### Given data
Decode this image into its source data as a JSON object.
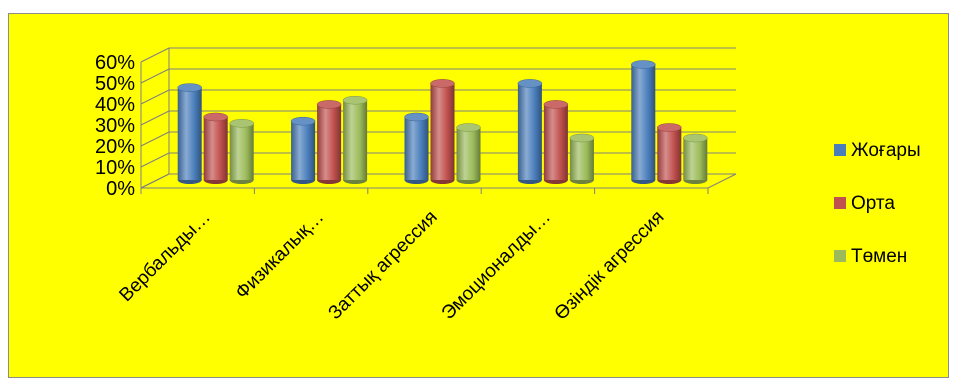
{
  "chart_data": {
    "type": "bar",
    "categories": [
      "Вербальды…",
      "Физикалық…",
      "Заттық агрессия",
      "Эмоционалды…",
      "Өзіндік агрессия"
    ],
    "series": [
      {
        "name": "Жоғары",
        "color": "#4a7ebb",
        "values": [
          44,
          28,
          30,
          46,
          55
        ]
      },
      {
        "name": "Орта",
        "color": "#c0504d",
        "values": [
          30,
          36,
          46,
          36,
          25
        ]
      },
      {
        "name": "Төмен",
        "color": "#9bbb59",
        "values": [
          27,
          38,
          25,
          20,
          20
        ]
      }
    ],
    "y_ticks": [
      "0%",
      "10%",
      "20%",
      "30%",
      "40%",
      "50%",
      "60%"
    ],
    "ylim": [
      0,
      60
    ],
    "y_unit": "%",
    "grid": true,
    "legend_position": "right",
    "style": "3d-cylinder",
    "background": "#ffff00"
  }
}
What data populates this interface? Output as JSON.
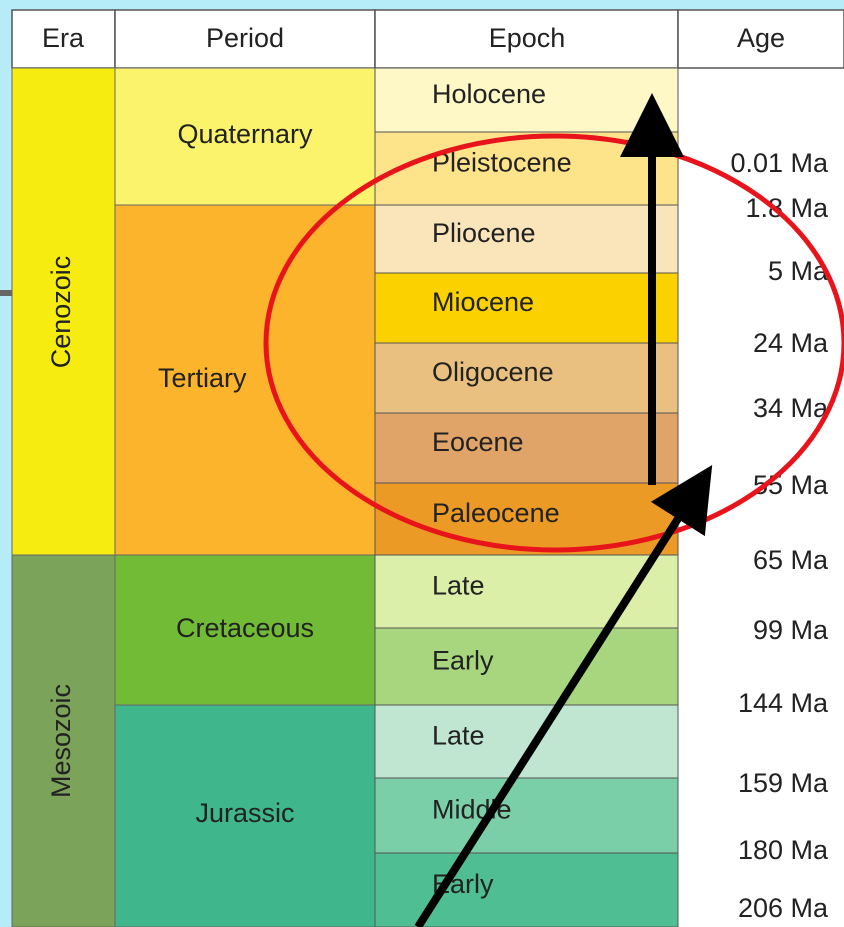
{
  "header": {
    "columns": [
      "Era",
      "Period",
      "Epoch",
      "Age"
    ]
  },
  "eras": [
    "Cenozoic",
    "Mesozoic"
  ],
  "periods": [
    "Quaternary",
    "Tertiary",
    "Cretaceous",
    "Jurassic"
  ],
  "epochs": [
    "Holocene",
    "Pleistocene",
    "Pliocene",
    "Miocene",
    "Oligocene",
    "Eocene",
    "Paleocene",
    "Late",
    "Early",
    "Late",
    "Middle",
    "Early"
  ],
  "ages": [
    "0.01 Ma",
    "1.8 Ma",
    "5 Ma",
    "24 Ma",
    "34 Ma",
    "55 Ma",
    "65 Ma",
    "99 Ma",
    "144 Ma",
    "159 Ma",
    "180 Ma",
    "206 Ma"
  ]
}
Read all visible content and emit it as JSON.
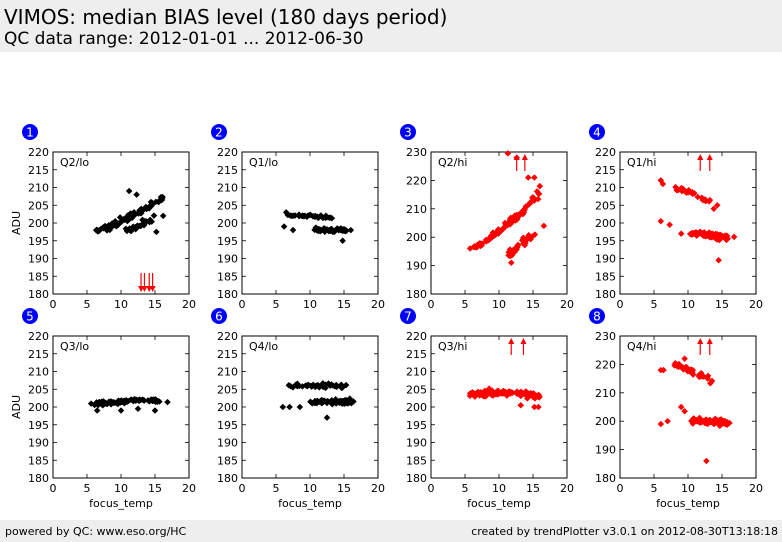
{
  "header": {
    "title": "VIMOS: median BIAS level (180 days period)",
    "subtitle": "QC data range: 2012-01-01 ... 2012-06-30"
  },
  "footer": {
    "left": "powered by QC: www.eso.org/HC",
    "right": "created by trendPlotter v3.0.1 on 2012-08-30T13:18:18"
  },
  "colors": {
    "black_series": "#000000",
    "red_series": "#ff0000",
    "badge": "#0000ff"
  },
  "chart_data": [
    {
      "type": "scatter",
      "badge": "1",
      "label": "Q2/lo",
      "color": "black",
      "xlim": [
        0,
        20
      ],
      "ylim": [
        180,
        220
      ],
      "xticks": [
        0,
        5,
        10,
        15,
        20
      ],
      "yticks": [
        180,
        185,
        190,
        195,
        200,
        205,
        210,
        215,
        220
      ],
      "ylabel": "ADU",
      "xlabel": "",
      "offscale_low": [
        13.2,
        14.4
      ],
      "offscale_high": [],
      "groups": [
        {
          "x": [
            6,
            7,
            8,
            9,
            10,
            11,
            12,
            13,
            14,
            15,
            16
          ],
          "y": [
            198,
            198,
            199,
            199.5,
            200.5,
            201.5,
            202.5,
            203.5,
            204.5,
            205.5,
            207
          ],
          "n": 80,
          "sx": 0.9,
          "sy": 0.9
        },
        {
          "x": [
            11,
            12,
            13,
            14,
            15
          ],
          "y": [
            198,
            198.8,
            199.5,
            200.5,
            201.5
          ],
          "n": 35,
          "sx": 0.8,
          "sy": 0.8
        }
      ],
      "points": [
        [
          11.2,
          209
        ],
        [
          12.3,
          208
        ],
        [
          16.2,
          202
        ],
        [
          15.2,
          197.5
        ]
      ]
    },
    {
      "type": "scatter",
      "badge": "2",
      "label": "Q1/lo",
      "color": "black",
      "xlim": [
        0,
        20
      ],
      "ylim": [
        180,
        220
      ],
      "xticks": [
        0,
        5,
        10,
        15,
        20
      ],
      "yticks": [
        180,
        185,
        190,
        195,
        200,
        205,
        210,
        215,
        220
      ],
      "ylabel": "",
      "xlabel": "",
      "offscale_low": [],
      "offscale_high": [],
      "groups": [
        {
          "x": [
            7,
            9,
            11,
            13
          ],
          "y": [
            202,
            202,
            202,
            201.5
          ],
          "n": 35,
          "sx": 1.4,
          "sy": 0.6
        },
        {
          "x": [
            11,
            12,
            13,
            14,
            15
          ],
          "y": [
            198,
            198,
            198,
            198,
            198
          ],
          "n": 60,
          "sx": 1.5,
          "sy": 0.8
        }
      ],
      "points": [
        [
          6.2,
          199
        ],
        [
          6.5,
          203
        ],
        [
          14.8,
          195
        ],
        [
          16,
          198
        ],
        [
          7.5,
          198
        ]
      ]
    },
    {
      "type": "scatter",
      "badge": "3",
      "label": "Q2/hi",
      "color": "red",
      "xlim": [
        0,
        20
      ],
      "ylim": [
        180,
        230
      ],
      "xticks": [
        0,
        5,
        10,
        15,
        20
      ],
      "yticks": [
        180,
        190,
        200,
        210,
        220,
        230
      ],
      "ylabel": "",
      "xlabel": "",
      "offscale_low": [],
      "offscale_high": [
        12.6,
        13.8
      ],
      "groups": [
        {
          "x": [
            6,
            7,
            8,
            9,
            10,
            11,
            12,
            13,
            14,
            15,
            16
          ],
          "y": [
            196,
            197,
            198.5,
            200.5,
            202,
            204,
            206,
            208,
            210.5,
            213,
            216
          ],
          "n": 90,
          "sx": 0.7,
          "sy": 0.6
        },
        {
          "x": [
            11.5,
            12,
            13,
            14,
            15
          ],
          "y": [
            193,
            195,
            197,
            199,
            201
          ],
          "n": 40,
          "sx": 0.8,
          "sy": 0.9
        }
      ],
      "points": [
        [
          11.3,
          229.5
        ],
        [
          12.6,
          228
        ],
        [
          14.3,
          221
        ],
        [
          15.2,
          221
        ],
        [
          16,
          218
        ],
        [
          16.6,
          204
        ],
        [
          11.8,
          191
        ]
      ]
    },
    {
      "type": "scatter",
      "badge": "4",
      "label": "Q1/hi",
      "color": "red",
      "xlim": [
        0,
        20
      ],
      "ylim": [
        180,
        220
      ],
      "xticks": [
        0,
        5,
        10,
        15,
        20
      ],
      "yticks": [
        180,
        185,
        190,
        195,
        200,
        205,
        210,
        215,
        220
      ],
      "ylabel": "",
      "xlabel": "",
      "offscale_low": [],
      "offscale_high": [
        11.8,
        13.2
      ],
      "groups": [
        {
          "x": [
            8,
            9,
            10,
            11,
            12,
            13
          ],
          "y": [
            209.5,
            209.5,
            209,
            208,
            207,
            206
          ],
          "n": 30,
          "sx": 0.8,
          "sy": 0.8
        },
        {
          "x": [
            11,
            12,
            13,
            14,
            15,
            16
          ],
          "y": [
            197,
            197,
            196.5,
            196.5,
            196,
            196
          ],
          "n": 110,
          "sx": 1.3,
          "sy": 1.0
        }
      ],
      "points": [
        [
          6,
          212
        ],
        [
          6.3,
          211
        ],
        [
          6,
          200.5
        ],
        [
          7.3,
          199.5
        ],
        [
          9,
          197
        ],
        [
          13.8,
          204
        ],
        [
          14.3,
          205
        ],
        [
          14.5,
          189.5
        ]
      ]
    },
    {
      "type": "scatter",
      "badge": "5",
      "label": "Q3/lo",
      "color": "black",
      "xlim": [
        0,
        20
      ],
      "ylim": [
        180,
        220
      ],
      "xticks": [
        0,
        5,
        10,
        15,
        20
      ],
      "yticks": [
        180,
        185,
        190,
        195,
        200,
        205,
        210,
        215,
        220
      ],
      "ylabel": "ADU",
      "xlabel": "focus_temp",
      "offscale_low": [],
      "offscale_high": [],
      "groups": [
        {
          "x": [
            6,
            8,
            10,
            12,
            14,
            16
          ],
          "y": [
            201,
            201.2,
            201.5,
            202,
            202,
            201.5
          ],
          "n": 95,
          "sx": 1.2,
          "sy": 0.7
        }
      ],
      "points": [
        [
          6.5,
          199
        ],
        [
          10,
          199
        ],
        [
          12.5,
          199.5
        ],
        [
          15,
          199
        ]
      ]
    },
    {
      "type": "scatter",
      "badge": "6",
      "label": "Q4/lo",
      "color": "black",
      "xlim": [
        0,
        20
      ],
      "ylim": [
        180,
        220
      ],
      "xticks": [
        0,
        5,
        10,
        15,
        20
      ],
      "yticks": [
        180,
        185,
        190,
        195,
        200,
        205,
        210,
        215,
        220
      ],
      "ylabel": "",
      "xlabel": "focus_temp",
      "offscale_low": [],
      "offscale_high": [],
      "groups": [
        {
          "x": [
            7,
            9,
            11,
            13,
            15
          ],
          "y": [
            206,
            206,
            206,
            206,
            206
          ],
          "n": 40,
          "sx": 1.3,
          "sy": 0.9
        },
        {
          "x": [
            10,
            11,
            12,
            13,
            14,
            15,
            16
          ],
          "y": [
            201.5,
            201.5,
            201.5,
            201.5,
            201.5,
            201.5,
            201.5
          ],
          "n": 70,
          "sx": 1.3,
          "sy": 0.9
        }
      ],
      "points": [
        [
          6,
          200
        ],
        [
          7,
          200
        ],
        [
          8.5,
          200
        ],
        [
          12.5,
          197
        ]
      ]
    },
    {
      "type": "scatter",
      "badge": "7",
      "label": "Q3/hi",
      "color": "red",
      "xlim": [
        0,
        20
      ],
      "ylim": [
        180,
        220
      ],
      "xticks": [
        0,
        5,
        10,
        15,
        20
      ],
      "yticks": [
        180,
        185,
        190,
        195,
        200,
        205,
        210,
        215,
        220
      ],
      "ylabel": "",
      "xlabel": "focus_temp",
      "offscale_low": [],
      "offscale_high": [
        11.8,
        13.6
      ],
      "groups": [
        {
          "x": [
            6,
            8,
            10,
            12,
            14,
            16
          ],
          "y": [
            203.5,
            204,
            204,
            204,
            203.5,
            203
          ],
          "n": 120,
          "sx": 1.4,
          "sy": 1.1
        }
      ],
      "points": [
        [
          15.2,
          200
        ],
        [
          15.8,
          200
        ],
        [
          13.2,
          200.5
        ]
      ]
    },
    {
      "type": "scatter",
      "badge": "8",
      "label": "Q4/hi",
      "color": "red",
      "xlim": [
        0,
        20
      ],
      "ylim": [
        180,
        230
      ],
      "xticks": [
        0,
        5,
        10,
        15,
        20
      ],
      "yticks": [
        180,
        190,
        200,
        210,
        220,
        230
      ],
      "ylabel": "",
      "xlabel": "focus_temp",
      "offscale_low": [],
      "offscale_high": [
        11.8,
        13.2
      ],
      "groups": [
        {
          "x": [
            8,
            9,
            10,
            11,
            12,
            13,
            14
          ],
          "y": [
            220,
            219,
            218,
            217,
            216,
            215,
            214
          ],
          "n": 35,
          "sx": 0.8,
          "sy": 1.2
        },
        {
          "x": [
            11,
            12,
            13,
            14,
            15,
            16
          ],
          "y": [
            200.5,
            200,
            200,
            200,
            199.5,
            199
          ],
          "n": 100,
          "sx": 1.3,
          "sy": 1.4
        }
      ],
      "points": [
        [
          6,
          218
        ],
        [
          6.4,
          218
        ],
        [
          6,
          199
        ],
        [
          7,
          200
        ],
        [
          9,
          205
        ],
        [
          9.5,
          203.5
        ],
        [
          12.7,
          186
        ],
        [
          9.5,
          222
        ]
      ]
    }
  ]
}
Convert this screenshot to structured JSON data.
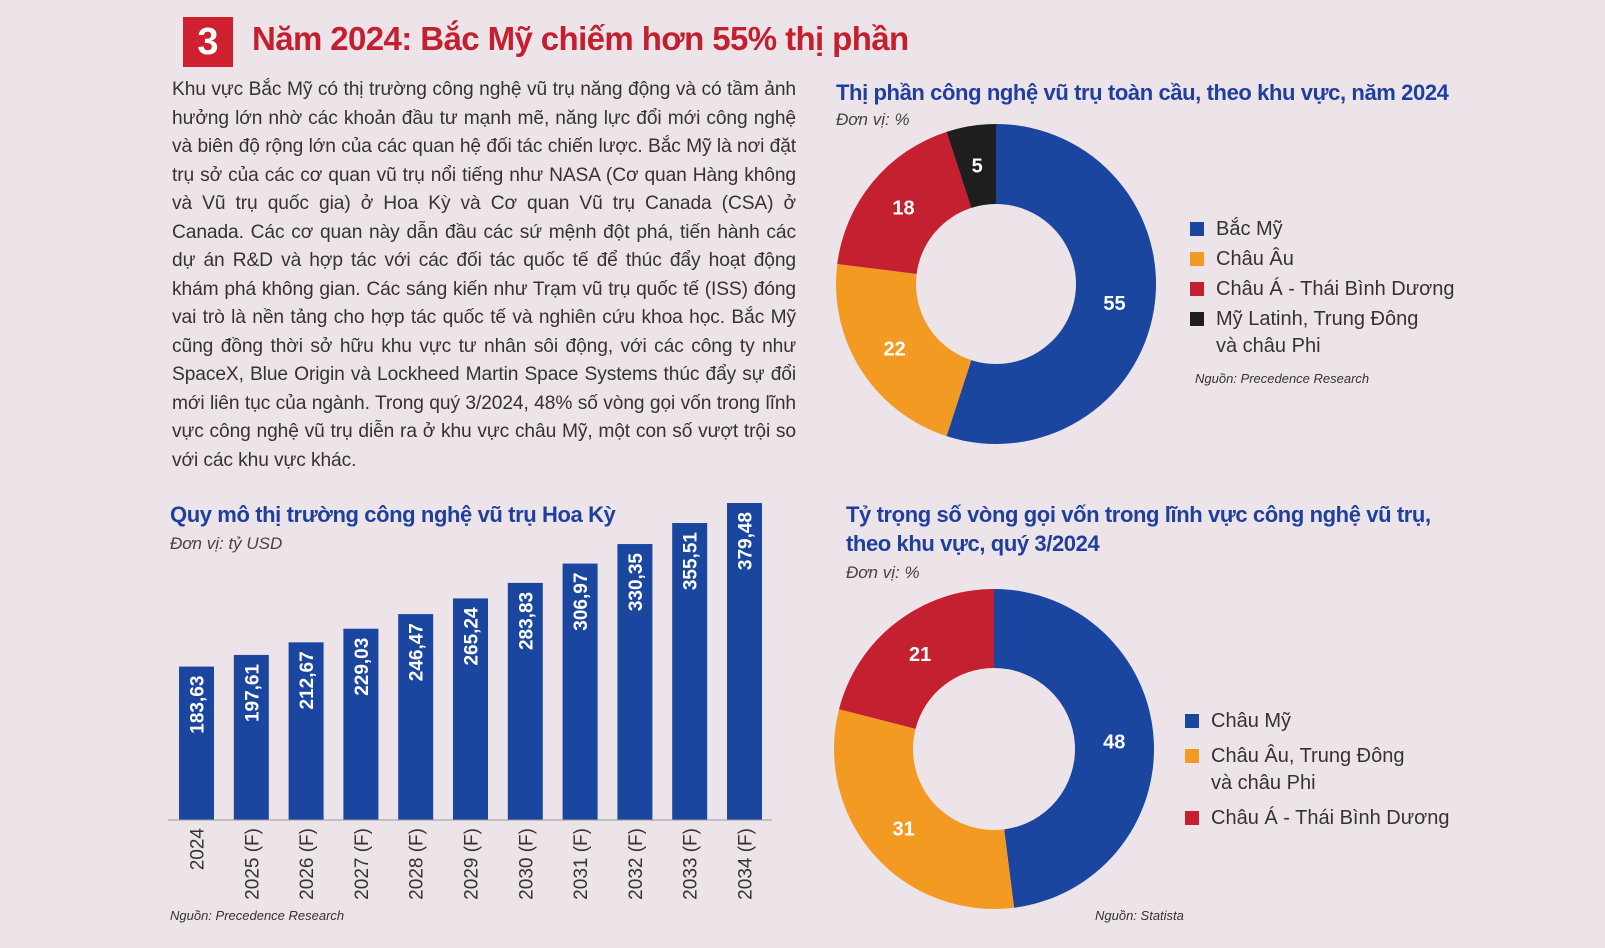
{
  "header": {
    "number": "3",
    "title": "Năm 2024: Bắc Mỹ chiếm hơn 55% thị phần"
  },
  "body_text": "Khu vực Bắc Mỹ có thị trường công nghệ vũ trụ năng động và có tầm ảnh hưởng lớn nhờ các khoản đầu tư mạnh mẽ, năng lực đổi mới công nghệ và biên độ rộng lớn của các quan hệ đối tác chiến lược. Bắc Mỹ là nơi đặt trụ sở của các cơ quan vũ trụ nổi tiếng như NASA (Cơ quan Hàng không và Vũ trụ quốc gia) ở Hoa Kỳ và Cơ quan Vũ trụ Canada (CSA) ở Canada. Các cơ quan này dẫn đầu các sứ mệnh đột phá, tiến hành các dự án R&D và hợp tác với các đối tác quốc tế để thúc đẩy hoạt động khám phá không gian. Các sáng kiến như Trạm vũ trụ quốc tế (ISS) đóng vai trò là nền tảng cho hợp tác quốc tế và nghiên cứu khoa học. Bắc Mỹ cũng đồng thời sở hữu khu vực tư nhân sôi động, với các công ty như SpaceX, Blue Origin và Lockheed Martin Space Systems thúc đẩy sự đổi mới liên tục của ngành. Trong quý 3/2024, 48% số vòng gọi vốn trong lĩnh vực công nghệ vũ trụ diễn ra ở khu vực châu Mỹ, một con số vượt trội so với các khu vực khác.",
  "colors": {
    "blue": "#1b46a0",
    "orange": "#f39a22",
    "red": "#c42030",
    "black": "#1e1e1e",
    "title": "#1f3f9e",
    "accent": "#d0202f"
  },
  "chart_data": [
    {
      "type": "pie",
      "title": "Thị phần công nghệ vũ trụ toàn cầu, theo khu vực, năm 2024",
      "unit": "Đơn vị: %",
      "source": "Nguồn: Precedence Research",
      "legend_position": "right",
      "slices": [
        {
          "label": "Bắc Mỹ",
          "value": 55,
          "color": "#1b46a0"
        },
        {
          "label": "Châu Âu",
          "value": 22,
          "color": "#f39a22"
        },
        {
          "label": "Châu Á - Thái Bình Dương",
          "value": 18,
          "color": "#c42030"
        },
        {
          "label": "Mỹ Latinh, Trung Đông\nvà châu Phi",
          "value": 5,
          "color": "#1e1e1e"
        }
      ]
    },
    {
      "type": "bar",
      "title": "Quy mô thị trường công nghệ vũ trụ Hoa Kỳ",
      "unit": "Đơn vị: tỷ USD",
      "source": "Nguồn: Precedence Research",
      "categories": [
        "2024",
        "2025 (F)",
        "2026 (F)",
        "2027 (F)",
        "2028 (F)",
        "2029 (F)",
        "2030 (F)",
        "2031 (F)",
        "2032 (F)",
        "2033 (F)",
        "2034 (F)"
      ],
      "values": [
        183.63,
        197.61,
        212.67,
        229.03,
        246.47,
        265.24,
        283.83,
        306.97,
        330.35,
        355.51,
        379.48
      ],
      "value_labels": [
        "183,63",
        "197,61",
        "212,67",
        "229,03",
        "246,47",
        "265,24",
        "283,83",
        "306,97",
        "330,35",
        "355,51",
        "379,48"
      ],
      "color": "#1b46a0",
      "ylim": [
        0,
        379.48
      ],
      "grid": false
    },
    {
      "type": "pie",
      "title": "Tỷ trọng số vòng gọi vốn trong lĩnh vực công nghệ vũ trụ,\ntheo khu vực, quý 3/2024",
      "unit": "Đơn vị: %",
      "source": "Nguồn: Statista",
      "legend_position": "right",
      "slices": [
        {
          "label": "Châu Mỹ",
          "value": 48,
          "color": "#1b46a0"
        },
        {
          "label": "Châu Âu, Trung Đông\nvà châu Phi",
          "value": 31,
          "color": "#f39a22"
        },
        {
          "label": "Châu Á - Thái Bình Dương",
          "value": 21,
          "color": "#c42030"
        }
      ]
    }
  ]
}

### Stated problem
Search the entries for the string "this" and collect each line that has it.

### Exercise answer
Decode this image into its source data as a JSON object.
What data populates this interface? Output as JSON.
Convert this screenshot to structured JSON data.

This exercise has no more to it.